Given text
Zalando’s net income may have been lower in Q2 than it was a year earlier, but with the company investing heavily in sales growth, that wasn’t the metric it was focusing on. Instead, in its results report on Thursday, it talked up its customer growth and surging gross merchandise value (GMV) and raised its full-year profit outlook.


Zalando's summer ad campaign



The German e-tail giant said it had “successfully grown its business” during the quarter with the number of active customers up “significantly”. That certainly wasn’t hyperbole as the number actually grew by 3.7 million, or 15.2%, year-on-year to 28.3 million across its 17 European markets. 

And in the same period, site visits soared 34.3% to 986.4 million. Interestingly too, 83.5% of site visits came through mobile devices, resulting in a record number of orders (36.1 million).

It all hints strongly at the massive potential the company has, but where exactly is it at the moment? Well, it’s profitable, with net income of €45.5 million, although that was down on the €51.8 million at this time last year. That was achieved as GMV grew by 23.7% to €2 billion, revenues rose 20.1% to €1.6 billion. And its adjusted EBIT reached €101.7 million (up from €94 million) for a margin of 6.4%, although that was down from 7.1% in the prior-year period.

The overall growth came as the firm continued to broaden its assortment by investing in sustainable fashion and premium product, by extending its Partner Program and by expanding its link-ups with offline retailers. To date, more than 1,300 offline stores are connected to its platform.

Records supplied
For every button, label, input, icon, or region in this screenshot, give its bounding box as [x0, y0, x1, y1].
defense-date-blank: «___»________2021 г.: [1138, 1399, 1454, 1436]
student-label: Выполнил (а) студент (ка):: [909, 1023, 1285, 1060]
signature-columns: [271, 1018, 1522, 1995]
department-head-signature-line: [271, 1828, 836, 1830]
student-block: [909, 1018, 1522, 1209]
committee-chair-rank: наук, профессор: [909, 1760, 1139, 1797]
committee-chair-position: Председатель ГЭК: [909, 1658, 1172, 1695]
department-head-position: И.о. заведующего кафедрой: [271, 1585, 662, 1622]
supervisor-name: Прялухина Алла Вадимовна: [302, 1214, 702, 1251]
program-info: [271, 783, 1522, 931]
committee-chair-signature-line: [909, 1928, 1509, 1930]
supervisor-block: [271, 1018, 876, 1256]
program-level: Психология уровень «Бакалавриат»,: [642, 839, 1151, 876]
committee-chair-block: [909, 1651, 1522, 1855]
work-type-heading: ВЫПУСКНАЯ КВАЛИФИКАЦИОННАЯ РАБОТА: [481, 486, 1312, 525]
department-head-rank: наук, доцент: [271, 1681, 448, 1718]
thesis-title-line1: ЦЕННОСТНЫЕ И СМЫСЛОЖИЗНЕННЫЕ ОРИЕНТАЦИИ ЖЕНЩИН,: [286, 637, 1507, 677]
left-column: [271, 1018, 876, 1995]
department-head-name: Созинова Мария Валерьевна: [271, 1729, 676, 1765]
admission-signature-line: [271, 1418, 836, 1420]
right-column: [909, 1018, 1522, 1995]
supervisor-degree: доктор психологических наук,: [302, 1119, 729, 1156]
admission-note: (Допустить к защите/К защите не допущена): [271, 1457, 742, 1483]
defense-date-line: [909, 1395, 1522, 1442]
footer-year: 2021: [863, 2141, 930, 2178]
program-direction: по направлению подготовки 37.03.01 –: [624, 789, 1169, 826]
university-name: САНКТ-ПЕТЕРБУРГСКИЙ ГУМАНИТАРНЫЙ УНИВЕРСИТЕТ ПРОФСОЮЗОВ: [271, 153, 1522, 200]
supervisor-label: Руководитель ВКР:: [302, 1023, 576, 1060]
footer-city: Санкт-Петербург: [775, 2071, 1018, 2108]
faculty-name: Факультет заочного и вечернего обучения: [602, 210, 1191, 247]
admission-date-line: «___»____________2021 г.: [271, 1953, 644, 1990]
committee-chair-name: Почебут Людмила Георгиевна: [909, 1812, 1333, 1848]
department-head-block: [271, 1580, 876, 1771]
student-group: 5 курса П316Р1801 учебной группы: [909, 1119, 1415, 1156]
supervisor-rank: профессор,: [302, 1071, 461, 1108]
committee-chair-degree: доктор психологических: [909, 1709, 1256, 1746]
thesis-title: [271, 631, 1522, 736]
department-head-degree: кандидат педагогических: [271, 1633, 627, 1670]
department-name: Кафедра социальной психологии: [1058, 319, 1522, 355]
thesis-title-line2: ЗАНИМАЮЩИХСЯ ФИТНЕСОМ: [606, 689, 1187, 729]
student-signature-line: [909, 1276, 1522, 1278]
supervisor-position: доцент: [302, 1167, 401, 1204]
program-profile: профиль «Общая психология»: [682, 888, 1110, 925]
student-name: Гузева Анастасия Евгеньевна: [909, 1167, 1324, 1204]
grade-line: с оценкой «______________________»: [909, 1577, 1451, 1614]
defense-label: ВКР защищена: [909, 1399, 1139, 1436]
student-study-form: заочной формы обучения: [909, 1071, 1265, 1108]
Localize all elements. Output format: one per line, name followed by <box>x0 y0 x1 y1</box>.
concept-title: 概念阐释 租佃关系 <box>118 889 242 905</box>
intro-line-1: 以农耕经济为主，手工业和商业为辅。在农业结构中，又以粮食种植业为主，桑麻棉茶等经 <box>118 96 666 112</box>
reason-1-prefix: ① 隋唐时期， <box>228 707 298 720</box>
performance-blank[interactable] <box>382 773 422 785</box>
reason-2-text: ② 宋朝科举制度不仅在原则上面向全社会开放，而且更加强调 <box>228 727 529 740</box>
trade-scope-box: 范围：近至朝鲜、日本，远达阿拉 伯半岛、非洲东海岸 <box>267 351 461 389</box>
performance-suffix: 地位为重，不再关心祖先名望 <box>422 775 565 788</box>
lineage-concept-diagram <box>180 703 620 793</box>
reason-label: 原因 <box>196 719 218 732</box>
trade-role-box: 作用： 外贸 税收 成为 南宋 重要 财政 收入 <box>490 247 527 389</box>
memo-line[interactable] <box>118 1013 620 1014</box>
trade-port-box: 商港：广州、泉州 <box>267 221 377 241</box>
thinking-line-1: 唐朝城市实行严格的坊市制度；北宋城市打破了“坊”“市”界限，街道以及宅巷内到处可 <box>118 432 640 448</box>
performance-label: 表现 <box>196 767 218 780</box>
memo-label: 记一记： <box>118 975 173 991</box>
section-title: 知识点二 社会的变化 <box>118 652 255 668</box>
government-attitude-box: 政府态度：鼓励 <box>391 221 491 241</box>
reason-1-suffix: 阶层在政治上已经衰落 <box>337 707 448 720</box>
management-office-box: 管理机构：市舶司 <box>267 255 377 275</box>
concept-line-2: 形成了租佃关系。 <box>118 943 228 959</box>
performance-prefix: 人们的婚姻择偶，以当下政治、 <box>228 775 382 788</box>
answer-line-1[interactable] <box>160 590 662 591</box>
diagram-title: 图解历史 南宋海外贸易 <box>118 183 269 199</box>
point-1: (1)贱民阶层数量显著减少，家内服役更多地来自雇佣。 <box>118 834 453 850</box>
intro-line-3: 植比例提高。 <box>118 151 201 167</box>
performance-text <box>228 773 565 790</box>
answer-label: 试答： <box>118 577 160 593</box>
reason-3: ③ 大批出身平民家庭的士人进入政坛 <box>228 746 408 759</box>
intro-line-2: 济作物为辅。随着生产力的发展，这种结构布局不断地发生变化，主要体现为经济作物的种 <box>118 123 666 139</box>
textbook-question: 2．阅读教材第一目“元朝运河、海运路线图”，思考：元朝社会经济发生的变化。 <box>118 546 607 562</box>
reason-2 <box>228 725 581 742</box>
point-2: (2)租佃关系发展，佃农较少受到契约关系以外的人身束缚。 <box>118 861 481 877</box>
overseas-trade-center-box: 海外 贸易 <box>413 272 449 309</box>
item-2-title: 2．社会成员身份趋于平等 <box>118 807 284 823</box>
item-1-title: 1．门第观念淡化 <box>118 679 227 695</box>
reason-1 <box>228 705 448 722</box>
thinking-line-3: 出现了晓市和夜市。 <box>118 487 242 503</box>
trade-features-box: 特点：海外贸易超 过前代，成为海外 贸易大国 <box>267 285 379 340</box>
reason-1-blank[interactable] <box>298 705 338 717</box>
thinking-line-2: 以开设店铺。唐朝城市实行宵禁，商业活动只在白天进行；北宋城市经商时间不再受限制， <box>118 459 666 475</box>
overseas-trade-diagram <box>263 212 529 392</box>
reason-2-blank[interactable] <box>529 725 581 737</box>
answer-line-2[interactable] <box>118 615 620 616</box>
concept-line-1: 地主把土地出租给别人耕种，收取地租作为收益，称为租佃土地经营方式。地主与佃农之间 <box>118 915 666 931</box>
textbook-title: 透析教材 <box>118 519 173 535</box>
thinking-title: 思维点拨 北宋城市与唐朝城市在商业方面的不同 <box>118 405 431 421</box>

Problem requirements
For each statement below, say yes or no to whether it agrees with the text on Zalando's second-quarter results, and quote the words of the text that decide it.
1. Zalando's net income in the quarter was higher than a year earlier.
2. Zalando's number of active customers rose by 3.7 million year-on-year.
3. Zalando's adjusted EBIT margin improved on the prior-year period.

Expected output
1. No: "net income of €45.5 million, although that was down on the €51.8 million at this time last year"
2. Yes: "the number actually grew by 3.7 million, or 15.2%, year-on-year to 28.3 million"
3. No: "for a margin of 6.4%, although that was down from 7.1% in the prior-year period"